Begin SUPPLIED ENTRIES

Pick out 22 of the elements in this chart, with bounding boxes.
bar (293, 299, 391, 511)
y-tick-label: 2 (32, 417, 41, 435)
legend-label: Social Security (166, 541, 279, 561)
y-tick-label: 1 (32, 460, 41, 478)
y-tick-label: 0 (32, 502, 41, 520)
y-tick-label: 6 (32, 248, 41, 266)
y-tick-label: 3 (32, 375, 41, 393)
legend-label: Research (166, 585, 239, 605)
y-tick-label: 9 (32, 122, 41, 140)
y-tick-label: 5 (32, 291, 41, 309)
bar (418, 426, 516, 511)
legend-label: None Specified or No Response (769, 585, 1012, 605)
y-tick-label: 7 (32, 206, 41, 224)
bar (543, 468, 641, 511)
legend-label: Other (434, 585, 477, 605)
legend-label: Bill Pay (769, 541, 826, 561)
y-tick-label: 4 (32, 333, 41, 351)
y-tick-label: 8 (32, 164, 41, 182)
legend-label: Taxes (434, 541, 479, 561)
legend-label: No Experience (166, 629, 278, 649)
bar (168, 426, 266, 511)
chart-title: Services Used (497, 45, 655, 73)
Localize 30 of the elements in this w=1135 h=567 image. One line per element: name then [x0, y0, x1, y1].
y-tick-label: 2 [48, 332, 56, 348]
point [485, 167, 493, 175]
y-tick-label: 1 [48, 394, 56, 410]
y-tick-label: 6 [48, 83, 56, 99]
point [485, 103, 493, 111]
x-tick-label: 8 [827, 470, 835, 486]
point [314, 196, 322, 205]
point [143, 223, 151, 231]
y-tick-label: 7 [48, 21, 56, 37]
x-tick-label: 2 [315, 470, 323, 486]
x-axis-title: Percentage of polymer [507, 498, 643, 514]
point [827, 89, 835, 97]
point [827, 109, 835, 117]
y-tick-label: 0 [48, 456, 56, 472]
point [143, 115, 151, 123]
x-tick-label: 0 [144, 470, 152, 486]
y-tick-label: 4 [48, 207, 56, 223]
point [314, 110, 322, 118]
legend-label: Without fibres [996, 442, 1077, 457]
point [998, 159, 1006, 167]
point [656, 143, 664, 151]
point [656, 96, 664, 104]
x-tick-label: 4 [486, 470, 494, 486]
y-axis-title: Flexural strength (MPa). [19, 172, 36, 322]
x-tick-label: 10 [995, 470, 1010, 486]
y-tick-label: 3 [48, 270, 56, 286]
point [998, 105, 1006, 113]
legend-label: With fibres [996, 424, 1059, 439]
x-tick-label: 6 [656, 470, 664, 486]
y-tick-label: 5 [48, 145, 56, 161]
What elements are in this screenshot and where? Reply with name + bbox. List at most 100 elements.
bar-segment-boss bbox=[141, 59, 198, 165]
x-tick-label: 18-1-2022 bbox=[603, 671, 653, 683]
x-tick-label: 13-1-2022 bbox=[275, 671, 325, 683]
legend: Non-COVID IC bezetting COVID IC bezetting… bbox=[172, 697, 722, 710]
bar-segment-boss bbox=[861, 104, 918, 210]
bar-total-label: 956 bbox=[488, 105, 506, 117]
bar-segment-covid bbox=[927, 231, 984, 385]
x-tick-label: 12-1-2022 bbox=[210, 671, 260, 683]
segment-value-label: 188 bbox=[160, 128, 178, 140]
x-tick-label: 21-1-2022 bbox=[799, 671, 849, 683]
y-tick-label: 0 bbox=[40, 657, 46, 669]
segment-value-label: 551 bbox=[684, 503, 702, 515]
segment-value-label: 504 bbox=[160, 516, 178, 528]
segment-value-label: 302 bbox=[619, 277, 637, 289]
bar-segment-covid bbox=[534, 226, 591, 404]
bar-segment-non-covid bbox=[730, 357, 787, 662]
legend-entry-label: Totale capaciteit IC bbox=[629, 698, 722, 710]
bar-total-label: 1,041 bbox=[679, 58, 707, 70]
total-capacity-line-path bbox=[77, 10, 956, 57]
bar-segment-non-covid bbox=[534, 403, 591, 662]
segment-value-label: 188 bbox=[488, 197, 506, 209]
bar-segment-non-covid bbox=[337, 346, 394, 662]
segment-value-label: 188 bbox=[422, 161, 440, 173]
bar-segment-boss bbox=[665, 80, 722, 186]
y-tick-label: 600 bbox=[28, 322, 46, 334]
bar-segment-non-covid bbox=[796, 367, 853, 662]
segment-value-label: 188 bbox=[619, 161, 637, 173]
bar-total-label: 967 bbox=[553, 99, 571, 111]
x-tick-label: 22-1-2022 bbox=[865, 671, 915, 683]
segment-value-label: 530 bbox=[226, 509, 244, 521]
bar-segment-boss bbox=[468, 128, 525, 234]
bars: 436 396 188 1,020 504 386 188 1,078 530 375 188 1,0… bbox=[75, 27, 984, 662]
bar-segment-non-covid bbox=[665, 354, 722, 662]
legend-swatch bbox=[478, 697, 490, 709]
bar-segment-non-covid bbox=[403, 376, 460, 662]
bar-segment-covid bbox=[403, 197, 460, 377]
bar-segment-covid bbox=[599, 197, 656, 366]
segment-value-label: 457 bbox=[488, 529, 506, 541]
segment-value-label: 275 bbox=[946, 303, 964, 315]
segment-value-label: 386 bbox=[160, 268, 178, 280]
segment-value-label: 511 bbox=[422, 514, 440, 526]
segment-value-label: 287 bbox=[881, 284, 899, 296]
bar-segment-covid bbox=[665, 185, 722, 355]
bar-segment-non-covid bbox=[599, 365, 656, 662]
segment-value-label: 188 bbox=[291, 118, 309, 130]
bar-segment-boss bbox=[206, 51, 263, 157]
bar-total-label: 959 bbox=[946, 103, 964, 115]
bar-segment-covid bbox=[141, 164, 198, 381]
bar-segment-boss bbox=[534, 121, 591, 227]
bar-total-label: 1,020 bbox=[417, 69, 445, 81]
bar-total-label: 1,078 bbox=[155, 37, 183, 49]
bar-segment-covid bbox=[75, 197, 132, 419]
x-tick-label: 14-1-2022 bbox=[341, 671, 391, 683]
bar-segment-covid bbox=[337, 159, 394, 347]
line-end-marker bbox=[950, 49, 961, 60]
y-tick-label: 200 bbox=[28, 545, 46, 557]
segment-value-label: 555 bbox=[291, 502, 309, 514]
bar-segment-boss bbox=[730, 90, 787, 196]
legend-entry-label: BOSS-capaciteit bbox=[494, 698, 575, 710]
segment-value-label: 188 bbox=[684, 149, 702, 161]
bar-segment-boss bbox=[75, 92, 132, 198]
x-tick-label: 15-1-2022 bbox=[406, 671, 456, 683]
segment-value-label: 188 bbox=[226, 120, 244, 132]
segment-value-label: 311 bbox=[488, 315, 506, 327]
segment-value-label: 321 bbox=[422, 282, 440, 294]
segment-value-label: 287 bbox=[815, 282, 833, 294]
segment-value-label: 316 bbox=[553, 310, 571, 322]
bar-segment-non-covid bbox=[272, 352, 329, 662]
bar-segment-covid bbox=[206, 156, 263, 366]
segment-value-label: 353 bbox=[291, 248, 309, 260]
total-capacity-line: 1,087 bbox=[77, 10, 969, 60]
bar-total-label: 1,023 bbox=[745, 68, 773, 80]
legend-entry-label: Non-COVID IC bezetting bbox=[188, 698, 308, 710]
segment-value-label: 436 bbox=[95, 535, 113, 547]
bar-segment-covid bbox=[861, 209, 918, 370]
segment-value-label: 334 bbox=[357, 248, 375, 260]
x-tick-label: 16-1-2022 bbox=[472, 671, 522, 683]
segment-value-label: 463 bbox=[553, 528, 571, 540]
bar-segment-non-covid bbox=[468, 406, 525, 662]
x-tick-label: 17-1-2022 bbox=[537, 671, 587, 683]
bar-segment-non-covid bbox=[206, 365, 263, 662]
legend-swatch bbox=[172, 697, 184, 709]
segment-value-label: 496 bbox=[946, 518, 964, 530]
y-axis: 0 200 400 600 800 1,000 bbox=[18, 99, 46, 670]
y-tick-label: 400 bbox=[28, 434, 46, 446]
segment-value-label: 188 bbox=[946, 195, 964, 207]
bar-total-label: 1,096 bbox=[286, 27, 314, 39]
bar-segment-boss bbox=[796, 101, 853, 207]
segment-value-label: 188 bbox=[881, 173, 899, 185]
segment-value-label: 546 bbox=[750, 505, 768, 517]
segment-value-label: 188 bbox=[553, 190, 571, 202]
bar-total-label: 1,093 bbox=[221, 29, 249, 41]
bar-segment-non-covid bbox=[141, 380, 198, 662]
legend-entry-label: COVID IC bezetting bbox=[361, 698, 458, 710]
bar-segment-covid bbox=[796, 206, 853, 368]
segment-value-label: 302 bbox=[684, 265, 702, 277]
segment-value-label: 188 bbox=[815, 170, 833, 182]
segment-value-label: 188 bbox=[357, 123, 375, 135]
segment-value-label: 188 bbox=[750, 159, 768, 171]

End SUPPLIED ENTRIES

- TASK
Rewrite the stretch from the start of the material through the line containing "y-tick-label: 7 (32, 206, 41, 224)", replacing "legend-label" with "legend-text" and leaving everything else unchanged.

- RESULT FOR THIS TASK
Pick out 22 of the elements in this chart, with bounding boxes.
bar (293, 299, 391, 511)
y-tick-label: 2 (32, 417, 41, 435)
legend-text: Social Security (166, 541, 279, 561)
y-tick-label: 1 (32, 460, 41, 478)
y-tick-label: 0 (32, 502, 41, 520)
y-tick-label: 6 (32, 248, 41, 266)
y-tick-label: 3 (32, 375, 41, 393)
legend-text: Research (166, 585, 239, 605)
y-tick-label: 9 (32, 122, 41, 140)
y-tick-label: 5 (32, 291, 41, 309)
bar (418, 426, 516, 511)
legend-text: None Specified or No Response (769, 585, 1012, 605)
y-tick-label: 7 (32, 206, 41, 224)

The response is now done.